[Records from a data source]

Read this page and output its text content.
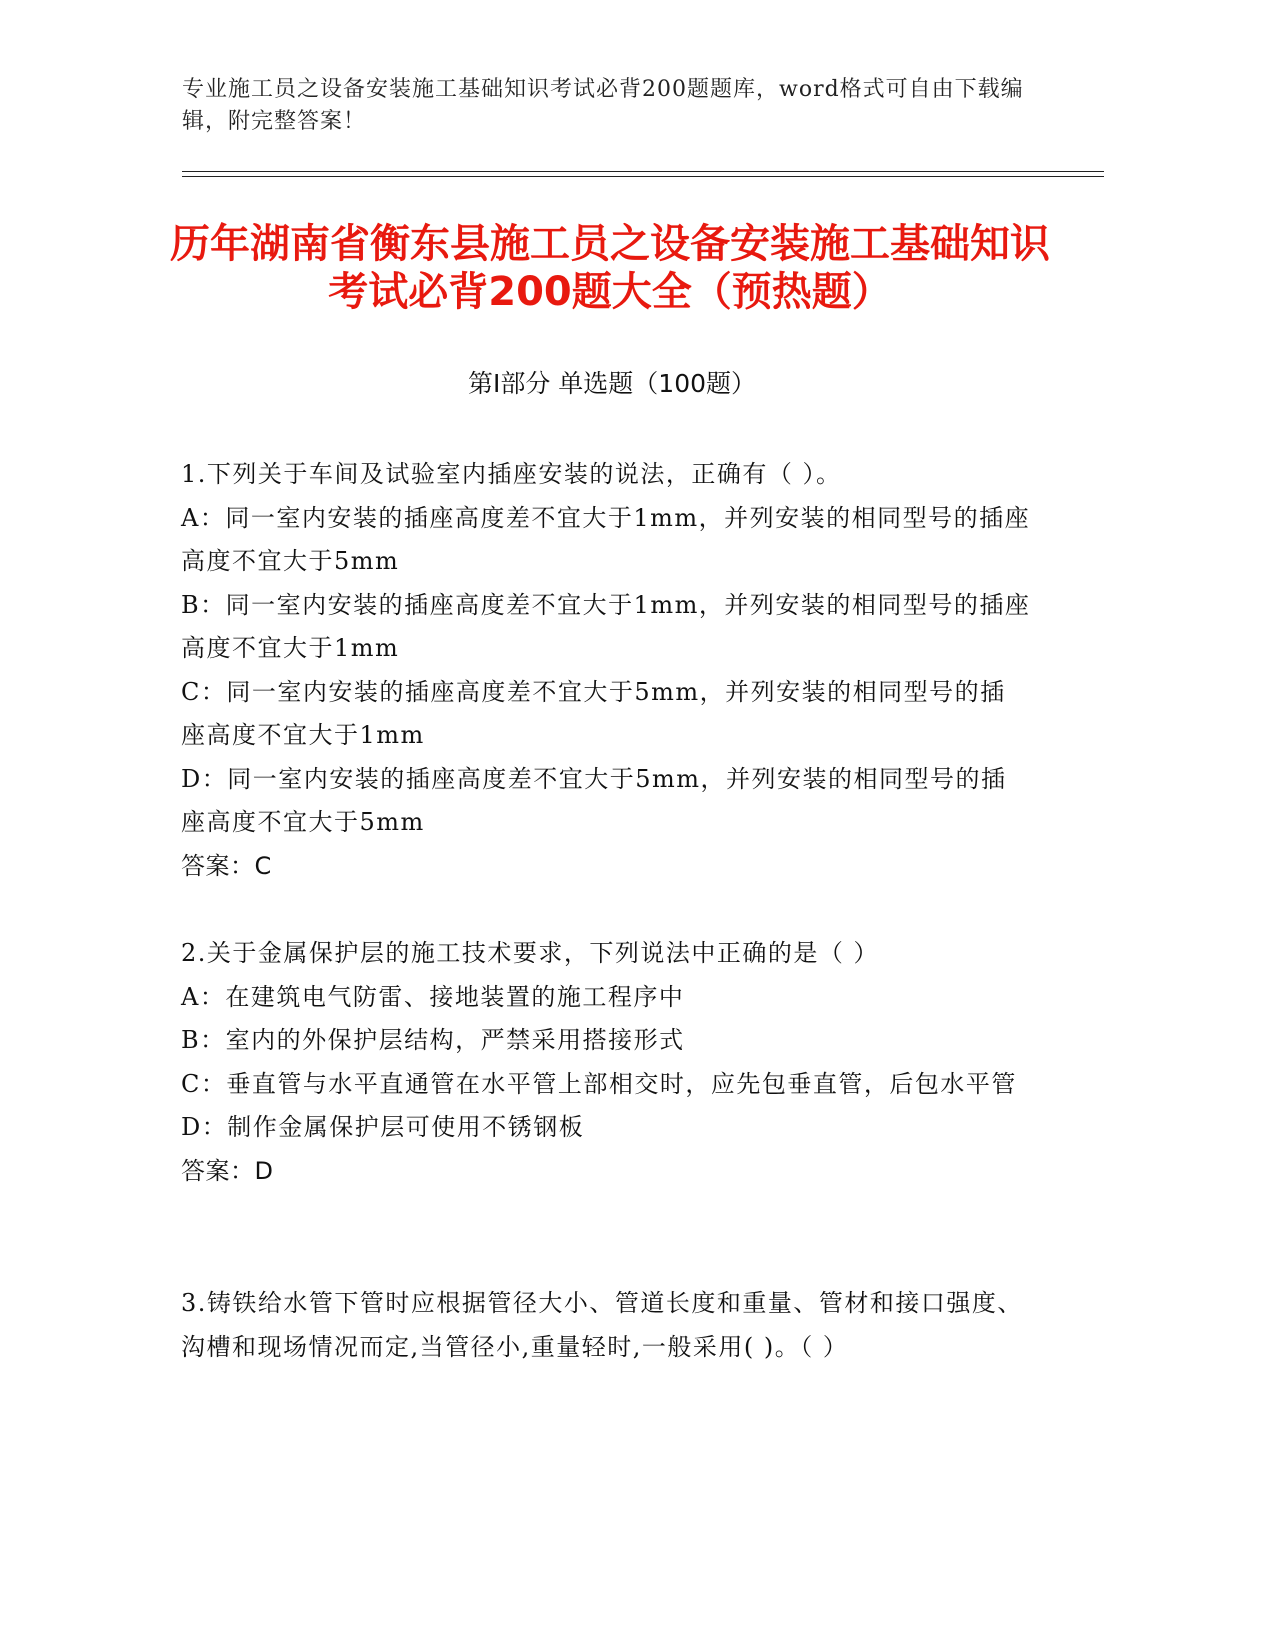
专业施工员之设备安装施工基础知识考试必背200题题库，word格式可自由下载编辑，附完整答案！
历年湖南省衡东县施工员之设备安装施工基础知识考试必背200题大全（预热题）
第Ⅰ部分 单选题（100题）

1.下列关于车间及试验室内插座安装的说法，正确有（ ）。

A：同一室内安装的插座高度差不宜大于1mm，并列安装的相同型号的插座高度不宜大于5mm

B：同一室内安装的插座高度差不宜大于1mm，并列安装的相同型号的插座高度不宜大于1mm

C：同一室内安装的插座高度差不宜大于5mm，并列安装的相同型号的插座高度不宜大于1mm

D：同一室内安装的插座高度差不宜大于5mm，并列安装的相同型号的插座高度不宜大于5mm

答案：C

2.关于金属保护层的施工技术要求，下列说法中正确的是（ ）

A：在建筑电气防雷、接地装置的施工程序中

B：室内的外保护层结构，严禁采用搭接形式

C：垂直管与水平直通管在水平管上部相交时，应先包垂直管，后包水平管

D：制作金属保护层可使用不锈钢板

答案：D

3.铸铁给水管下管时应根据管径大小、管道长度和重量、管材和接口强度、沟槽和现场情况而定,当管径小,重量轻时,一般采用( )。（ ）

[Aim of the exercise]
Copy every record above exactly, leaving out any pictures.

[Correct answer]
Read this page and output its text content.
专业施工员之设备安装施工基础知识考试必背200题题库，word格式可自由下载编辑，附完整答案！
历年湖南省衡东县施工员之设备安装施工基础知识考试必背200题大全（预热题）
第Ⅰ部分 单选题（100题）

1.下列关于车间及试验室内插座安装的说法，正确有（ ）。

A：同一室内安装的插座高度差不宜大于1mm，并列安装的相同型号的插座高度不宜大于5mm

B：同一室内安装的插座高度差不宜大于1mm，并列安装的相同型号的插座高度不宜大于1mm

C：同一室内安装的插座高度差不宜大于5mm，并列安装的相同型号的插座高度不宜大于1mm

D：同一室内安装的插座高度差不宜大于5mm，并列安装的相同型号的插座高度不宜大于5mm

答案：C

2.关于金属保护层的施工技术要求，下列说法中正确的是（ ）

A：在建筑电气防雷、接地装置的施工程序中

B：室内的外保护层结构，严禁采用搭接形式

C：垂直管与水平直通管在水平管上部相交时，应先包垂直管，后包水平管

D：制作金属保护层可使用不锈钢板

答案：D

3.铸铁给水管下管时应根据管径大小、管道长度和重量、管材和接口强度、沟槽和现场情况而定,当管径小,重量轻时,一般采用( )。（ ）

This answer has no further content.